TASK: Reproduce every line of the items below verbatim, omitting the pictures from your answer.

RECORD EXTRACTS:
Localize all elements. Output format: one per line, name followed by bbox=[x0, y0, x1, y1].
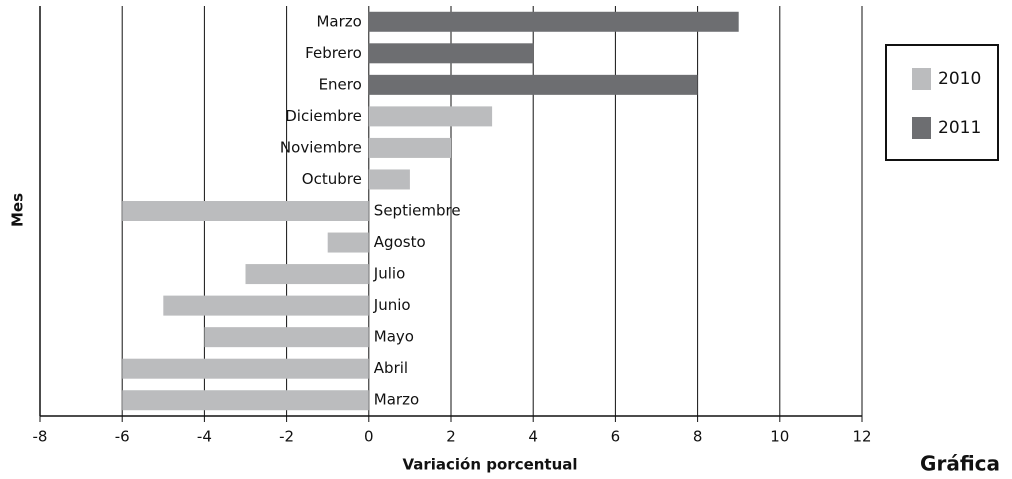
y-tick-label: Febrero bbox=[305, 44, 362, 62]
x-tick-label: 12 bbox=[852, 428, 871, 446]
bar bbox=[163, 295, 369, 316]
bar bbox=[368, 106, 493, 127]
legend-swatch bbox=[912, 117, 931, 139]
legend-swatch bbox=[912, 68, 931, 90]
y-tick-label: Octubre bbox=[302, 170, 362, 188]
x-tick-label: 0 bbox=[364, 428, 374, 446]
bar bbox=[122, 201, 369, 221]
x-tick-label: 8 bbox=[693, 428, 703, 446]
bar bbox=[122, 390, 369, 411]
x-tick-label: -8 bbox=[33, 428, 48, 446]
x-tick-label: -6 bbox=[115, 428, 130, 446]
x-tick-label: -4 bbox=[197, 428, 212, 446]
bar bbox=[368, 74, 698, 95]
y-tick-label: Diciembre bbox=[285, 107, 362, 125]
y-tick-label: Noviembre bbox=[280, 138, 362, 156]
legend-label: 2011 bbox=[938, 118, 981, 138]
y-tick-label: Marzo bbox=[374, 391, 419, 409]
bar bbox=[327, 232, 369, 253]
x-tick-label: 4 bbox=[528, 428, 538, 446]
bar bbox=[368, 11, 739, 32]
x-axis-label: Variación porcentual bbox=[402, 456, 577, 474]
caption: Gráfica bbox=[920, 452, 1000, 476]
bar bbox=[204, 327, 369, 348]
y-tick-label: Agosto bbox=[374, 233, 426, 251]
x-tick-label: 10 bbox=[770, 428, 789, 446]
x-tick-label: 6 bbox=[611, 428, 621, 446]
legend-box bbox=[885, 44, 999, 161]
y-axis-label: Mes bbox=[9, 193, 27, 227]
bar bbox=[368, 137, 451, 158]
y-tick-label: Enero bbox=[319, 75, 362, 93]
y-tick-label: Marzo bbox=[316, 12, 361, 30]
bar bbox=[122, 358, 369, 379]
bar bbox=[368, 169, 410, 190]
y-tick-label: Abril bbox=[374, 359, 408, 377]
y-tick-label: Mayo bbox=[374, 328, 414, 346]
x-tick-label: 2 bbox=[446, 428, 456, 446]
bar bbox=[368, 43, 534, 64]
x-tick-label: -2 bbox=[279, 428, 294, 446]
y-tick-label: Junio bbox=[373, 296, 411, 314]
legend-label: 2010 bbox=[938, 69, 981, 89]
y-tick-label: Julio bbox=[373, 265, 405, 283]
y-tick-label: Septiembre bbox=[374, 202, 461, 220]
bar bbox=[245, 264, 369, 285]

EXPECTED OUTPUT:
Localize all elements. Output format: one per line, name followed by bbox=[x0, y0, x1, y1].
y-tick-label: Febrero bbox=[305, 44, 362, 62]
x-tick-label: 12 bbox=[852, 428, 871, 446]
bar bbox=[163, 295, 369, 316]
bar bbox=[368, 106, 493, 127]
legend-swatch bbox=[912, 117, 931, 139]
legend-swatch bbox=[912, 68, 931, 90]
y-tick-label: Octubre bbox=[302, 170, 362, 188]
x-tick-label: 0 bbox=[364, 428, 374, 446]
bar bbox=[122, 201, 369, 221]
x-tick-label: 8 bbox=[693, 428, 703, 446]
bar bbox=[122, 390, 369, 411]
x-tick-label: -8 bbox=[33, 428, 48, 446]
x-tick-label: -6 bbox=[115, 428, 130, 446]
x-tick-label: -4 bbox=[197, 428, 212, 446]
bar bbox=[368, 74, 698, 95]
y-tick-label: Diciembre bbox=[285, 107, 362, 125]
y-tick-label: Noviembre bbox=[280, 138, 362, 156]
legend-label: 2011 bbox=[938, 118, 981, 138]
y-tick-label: Marzo bbox=[374, 391, 419, 409]
bar bbox=[327, 232, 369, 253]
x-tick-label: 4 bbox=[528, 428, 538, 446]
bar bbox=[368, 11, 739, 32]
x-axis-label: Variación porcentual bbox=[402, 456, 577, 474]
caption: Gráfica bbox=[920, 452, 1000, 476]
bar bbox=[204, 327, 369, 348]
y-tick-label: Agosto bbox=[374, 233, 426, 251]
x-tick-label: 10 bbox=[770, 428, 789, 446]
x-tick-label: 6 bbox=[611, 428, 621, 446]
legend-box bbox=[885, 44, 999, 161]
y-axis-label: Mes bbox=[9, 193, 27, 227]
bar bbox=[368, 137, 451, 158]
y-tick-label: Enero bbox=[319, 75, 362, 93]
y-tick-label: Marzo bbox=[316, 12, 361, 30]
bar bbox=[122, 358, 369, 379]
bar bbox=[368, 169, 410, 190]
y-tick-label: Abril bbox=[374, 359, 408, 377]
y-tick-label: Mayo bbox=[374, 328, 414, 346]
x-tick-label: 2 bbox=[446, 428, 456, 446]
bar bbox=[368, 43, 534, 64]
x-tick-label: -2 bbox=[279, 428, 294, 446]
y-tick-label: Junio bbox=[373, 296, 411, 314]
legend-label: 2010 bbox=[938, 69, 981, 89]
y-tick-label: Julio bbox=[373, 265, 405, 283]
y-tick-label: Septiembre bbox=[374, 202, 461, 220]
bar bbox=[245, 264, 369, 285]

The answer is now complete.